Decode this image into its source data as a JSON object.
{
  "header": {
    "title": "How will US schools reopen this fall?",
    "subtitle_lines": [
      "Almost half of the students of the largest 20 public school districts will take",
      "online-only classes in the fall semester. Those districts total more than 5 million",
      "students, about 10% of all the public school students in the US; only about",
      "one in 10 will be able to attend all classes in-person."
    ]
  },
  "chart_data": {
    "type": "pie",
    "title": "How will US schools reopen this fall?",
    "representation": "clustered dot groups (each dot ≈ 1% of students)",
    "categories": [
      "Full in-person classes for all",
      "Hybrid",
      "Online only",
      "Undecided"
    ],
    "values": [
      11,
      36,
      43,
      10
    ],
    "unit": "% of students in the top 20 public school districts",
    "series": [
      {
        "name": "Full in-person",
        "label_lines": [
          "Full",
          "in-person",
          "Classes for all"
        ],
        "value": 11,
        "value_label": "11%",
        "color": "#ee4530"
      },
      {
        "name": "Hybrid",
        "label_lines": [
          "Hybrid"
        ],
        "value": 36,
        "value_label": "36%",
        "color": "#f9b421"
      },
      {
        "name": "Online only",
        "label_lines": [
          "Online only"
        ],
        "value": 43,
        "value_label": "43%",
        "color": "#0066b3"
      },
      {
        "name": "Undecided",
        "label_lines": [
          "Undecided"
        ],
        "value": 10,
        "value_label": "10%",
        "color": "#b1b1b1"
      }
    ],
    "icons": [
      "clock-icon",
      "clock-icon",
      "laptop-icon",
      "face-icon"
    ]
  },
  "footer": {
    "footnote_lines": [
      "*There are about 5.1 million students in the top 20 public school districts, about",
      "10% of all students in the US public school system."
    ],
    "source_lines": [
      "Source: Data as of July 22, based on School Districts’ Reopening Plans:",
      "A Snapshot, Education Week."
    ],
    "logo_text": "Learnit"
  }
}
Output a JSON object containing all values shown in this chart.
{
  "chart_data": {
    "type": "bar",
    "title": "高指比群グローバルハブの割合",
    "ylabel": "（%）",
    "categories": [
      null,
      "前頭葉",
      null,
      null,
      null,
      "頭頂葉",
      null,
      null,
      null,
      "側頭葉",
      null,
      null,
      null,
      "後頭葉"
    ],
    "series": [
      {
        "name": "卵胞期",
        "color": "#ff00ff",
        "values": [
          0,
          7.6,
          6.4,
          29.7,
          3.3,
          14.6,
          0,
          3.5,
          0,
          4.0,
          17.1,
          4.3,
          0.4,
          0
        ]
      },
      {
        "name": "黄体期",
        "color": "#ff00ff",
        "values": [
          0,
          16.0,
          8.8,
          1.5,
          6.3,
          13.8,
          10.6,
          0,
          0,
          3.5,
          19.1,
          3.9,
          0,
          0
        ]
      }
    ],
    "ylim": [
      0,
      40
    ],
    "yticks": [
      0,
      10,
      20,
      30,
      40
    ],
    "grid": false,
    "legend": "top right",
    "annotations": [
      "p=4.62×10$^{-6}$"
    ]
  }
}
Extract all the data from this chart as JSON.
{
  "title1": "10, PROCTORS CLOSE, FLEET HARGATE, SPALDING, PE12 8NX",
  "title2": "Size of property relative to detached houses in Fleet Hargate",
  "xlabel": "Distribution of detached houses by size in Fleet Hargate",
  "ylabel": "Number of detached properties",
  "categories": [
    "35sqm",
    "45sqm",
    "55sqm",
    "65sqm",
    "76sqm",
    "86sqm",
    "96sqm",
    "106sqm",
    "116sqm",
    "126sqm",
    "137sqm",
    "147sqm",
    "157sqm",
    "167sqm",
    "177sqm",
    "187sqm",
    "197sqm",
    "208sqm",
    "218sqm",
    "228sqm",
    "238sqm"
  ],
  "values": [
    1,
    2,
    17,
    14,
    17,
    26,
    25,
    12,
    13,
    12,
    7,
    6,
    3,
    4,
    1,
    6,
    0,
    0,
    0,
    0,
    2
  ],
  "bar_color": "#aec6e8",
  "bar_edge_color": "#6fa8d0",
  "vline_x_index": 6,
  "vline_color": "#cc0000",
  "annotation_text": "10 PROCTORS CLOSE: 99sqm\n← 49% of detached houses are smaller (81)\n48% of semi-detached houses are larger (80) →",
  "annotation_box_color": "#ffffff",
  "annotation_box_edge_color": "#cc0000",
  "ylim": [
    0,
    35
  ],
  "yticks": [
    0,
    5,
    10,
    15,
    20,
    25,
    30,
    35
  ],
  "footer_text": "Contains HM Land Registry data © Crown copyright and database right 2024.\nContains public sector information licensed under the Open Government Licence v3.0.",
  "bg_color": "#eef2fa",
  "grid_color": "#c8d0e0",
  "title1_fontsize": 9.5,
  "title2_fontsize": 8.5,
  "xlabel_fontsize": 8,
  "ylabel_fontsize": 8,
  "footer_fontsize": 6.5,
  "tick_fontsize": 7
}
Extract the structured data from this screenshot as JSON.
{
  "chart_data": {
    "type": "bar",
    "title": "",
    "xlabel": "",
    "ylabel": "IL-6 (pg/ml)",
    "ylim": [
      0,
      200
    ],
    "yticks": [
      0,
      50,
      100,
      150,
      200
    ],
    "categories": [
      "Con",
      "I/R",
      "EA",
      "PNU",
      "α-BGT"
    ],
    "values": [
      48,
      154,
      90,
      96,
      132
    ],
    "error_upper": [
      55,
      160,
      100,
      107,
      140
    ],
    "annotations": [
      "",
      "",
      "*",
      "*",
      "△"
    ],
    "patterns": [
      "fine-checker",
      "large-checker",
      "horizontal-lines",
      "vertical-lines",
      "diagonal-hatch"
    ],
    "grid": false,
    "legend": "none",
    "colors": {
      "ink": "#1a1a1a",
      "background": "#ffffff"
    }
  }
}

============

# Required task
Write out every line of the records exactly.

# Exercise solution
Decode this image into its source data as a JSON object.
{
  "header": {
    "title": "How will US schools reopen this fall?",
    "subtitle_lines": [
      "Almost half of the students of the largest 20 public school districts will take",
      "online-only classes in the fall semester. Those districts total more than 5 million",
      "students, about 10% of all the public school students in the US; only about",
      "one in 10 will be able to attend all classes in-person."
    ]
  },
  "chart_data": {
    "type": "pie",
    "title": "How will US schools reopen this fall?",
    "representation": "clustered dot groups (each dot ≈ 1% of students)",
    "categories": [
      "Full in-person classes for all",
      "Hybrid",
      "Online only",
      "Undecided"
    ],
    "values": [
      11,
      36,
      43,
      10
    ],
    "unit": "% of students in the top 20 public school districts",
    "series": [
      {
        "name": "Full in-person",
        "label_lines": [
          "Full",
          "in-person",
          "Classes for all"
        ],
        "value": 11,
        "value_label": "11%",
        "color": "#ee4530"
      },
      {
        "name": "Hybrid",
        "label_lines": [
          "Hybrid"
        ],
        "value": 36,
        "value_label": "36%",
        "color": "#f9b421"
      },
      {
        "name": "Online only",
        "label_lines": [
          "Online only"
        ],
        "value": 43,
        "value_label": "43%",
        "color": "#0066b3"
      },
      {
        "name": "Undecided",
        "label_lines": [
          "Undecided"
        ],
        "value": 10,
        "value_label": "10%",
        "color": "#b1b1b1"
      }
    ],
    "icons": [
      "clock-icon",
      "clock-icon",
      "laptop-icon",
      "face-icon"
    ]
  },
  "footer": {
    "footnote_lines": [
      "*There are about 5.1 million students in the top 20 public school districts, about",
      "10% of all students in the US public school system."
    ],
    "source_lines": [
      "Source: Data as of July 22, based on School Districts’ Reopening Plans:",
      "A Snapshot, Education Week."
    ],
    "logo_text": "Learnit"
  }
}
Output a JSON object containing all values shown in this chart.
{
  "chart_data": {
    "type": "bar",
    "title": "高指比群グローバルハブの割合",
    "ylabel": "（%）",
    "categories": [
      null,
      "前頭葉",
      null,
      null,
      null,
      "頭頂葉",
      null,
      null,
      null,
      "側頭葉",
      null,
      null,
      null,
      "後頭葉"
    ],
    "series": [
      {
        "name": "卵胞期",
        "color": "#ff00ff",
        "values": [
          0,
          7.6,
          6.4,
          29.7,
          3.3,
          14.6,
          0,
          3.5,
          0,
          4.0,
          17.1,
          4.3,
          0.4,
          0
        ]
      },
      {
        "name": "黄体期",
        "color": "#ff00ff",
        "values": [
          0,
          16.0,
          8.8,
          1.5,
          6.3,
          13.8,
          10.6,
          0,
          0,
          3.5,
          19.1,
          3.9,
          0,
          0
        ]
      }
    ],
    "ylim": [
      0,
      40
    ],
    "yticks": [
      0,
      10,
      20,
      30,
      40
    ],
    "grid": false,
    "legend": "top right",
    "annotations": [
      "p=4.62×10$^{-6}$"
    ]
  }
}
Extract all the data from this chart as JSON.
{
  "title1": "10, PROCTORS CLOSE, FLEET HARGATE, SPALDING, PE12 8NX",
  "title2": "Size of property relative to detached houses in Fleet Hargate",
  "xlabel": "Distribution of detached houses by size in Fleet Hargate",
  "ylabel": "Number of detached properties",
  "categories": [
    "35sqm",
    "45sqm",
    "55sqm",
    "65sqm",
    "76sqm",
    "86sqm",
    "96sqm",
    "106sqm",
    "116sqm",
    "126sqm",
    "137sqm",
    "147sqm",
    "157sqm",
    "167sqm",
    "177sqm",
    "187sqm",
    "197sqm",
    "208sqm",
    "218sqm",
    "228sqm",
    "238sqm"
  ],
  "values": [
    1,
    2,
    17,
    14,
    17,
    26,
    25,
    12,
    13,
    12,
    7,
    6,
    3,
    4,
    1,
    6,
    0,
    0,
    0,
    0,
    2
  ],
  "bar_color": "#aec6e8",
  "bar_edge_color": "#6fa8d0",
  "vline_x_index": 6,
  "vline_color": "#cc0000",
  "annotation_text": "10 PROCTORS CLOSE: 99sqm\n← 49% of detached houses are smaller (81)\n48% of semi-detached houses are larger (80) →",
  "annotation_box_color": "#ffffff",
  "annotation_box_edge_color": "#cc0000",
  "ylim": [
    0,
    35
  ],
  "yticks": [
    0,
    5,
    10,
    15,
    20,
    25,
    30,
    35
  ],
  "footer_text": "Contains HM Land Registry data © Crown copyright and database right 2024.\nContains public sector information licensed under the Open Government Licence v3.0.",
  "bg_color": "#eef2fa",
  "grid_color": "#c8d0e0",
  "title1_fontsize": 9.5,
  "title2_fontsize": 8.5,
  "xlabel_fontsize": 8,
  "ylabel_fontsize": 8,
  "footer_fontsize": 6.5,
  "tick_fontsize": 7
}
Extract the structured data from this screenshot as JSON.
{
  "chart_data": {
    "type": "bar",
    "title": "",
    "xlabel": "",
    "ylabel": "IL-6 (pg/ml)",
    "ylim": [
      0,
      200
    ],
    "yticks": [
      0,
      50,
      100,
      150,
      200
    ],
    "categories": [
      "Con",
      "I/R",
      "EA",
      "PNU",
      "α-BGT"
    ],
    "values": [
      48,
      154,
      90,
      96,
      132
    ],
    "error_upper": [
      55,
      160,
      100,
      107,
      140
    ],
    "annotations": [
      "",
      "",
      "*",
      "*",
      "△"
    ],
    "patterns": [
      "fine-checker",
      "large-checker",
      "horizontal-lines",
      "vertical-lines",
      "diagonal-hatch"
    ],
    "grid": false,
    "legend": "none",
    "colors": {
      "ink": "#1a1a1a",
      "background": "#ffffff"
    }
  }
}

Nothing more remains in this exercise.